-- start of DATA SUPPLIED --

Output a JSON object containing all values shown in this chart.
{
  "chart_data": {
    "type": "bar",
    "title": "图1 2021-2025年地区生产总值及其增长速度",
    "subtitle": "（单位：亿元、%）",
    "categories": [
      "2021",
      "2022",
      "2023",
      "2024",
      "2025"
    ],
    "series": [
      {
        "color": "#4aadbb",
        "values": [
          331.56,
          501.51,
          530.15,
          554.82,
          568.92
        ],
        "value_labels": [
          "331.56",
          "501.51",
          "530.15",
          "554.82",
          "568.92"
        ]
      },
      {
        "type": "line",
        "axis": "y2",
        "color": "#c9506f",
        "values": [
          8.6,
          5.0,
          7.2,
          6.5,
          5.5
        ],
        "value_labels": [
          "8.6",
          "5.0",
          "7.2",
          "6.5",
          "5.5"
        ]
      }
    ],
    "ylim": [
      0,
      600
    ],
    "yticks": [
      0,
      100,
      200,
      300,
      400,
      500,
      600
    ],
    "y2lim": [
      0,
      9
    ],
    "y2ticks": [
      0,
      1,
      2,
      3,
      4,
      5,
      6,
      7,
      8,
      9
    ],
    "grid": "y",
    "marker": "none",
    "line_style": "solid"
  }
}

-- end of DATA SUPPLIED --

--- SHORT EXERCISE ---
What do the records say? Quote them all exactly.

--- WRITTEN SOLUTION ---
Output a JSON object containing all values shown in this chart.
{
  "chart_data": {
    "type": "bar",
    "title": "图1 2021-2025年地区生产总值及其增长速度",
    "subtitle": "（单位：亿元、%）",
    "categories": [
      "2021",
      "2022",
      "2023",
      "2024",
      "2025"
    ],
    "series": [
      {
        "color": "#4aadbb",
        "values": [
          331.56,
          501.51,
          530.15,
          554.82,
          568.92
        ],
        "value_labels": [
          "331.56",
          "501.51",
          "530.15",
          "554.82",
          "568.92"
        ]
      },
      {
        "type": "line",
        "axis": "y2",
        "color": "#c9506f",
        "values": [
          8.6,
          5.0,
          7.2,
          6.5,
          5.5
        ],
        "value_labels": [
          "8.6",
          "5.0",
          "7.2",
          "6.5",
          "5.5"
        ]
      }
    ],
    "ylim": [
      0,
      600
    ],
    "yticks": [
      0,
      100,
      200,
      300,
      400,
      500,
      600
    ],
    "y2lim": [
      0,
      9
    ],
    "y2ticks": [
      0,
      1,
      2,
      3,
      4,
      5,
      6,
      7,
      8,
      9
    ],
    "grid": "y",
    "marker": "none",
    "line_style": "solid"
  }
}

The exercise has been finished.